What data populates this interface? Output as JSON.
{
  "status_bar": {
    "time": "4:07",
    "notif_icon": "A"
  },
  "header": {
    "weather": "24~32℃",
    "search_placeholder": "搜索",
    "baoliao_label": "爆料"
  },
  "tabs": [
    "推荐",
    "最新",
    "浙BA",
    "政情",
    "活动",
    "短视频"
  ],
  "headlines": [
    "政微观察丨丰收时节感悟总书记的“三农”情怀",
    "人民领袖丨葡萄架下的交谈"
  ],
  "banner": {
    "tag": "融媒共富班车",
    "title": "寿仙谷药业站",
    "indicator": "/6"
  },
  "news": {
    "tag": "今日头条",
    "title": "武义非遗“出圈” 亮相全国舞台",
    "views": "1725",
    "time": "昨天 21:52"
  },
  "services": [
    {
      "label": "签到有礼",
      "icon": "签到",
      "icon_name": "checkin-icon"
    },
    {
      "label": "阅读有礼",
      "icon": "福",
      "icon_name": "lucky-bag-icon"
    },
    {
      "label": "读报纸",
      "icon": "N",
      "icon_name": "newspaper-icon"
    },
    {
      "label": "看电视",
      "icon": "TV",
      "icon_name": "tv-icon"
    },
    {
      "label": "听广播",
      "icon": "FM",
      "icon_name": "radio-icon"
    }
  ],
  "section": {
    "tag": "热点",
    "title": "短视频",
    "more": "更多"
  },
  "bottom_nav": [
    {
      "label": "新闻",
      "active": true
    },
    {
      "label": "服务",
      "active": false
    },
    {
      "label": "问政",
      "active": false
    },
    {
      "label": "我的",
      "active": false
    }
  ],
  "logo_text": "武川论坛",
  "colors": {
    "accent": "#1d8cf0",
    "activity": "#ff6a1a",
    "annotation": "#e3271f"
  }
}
--------
Repeat each entry word for word.

What data populates this interface? Output as JSON.
{
  "status_bar": {
    "time": "4:07",
    "notif_icon": "A"
  },
  "header": {
    "weather": "24~32℃",
    "search_placeholder": "搜索",
    "baoliao_label": "爆料"
  },
  "tabs": [
    "推荐",
    "最新",
    "浙BA",
    "政情",
    "活动",
    "短视频"
  ],
  "headlines": [
    "政微观察丨丰收时节感悟总书记的“三农”情怀",
    "人民领袖丨葡萄架下的交谈"
  ],
  "banner": {
    "tag": "融媒共富班车",
    "title": "寿仙谷药业站",
    "indicator": "/6"
  },
  "news": {
    "tag": "今日头条",
    "title": "武义非遗“出圈” 亮相全国舞台",
    "views": "1725",
    "time": "昨天 21:52"
  },
  "services": [
    {
      "label": "签到有礼",
      "icon": "签到",
      "icon_name": "checkin-icon"
    },
    {
      "label": "阅读有礼",
      "icon": "福",
      "icon_name": "lucky-bag-icon"
    },
    {
      "label": "读报纸",
      "icon": "N",
      "icon_name": "newspaper-icon"
    },
    {
      "label": "看电视",
      "icon": "TV",
      "icon_name": "tv-icon"
    },
    {
      "label": "听广播",
      "icon": "FM",
      "icon_name": "radio-icon"
    }
  ],
  "section": {
    "tag": "热点",
    "title": "短视频",
    "more": "更多"
  },
  "bottom_nav": [
    {
      "label": "新闻",
      "active": true
    },
    {
      "label": "服务",
      "active": false
    },
    {
      "label": "问政",
      "active": false
    },
    {
      "label": "我的",
      "active": false
    }
  ],
  "logo_text": "武川论坛",
  "colors": {
    "accent": "#1d8cf0",
    "activity": "#ff6a1a",
    "annotation": "#e3271f"
  }
}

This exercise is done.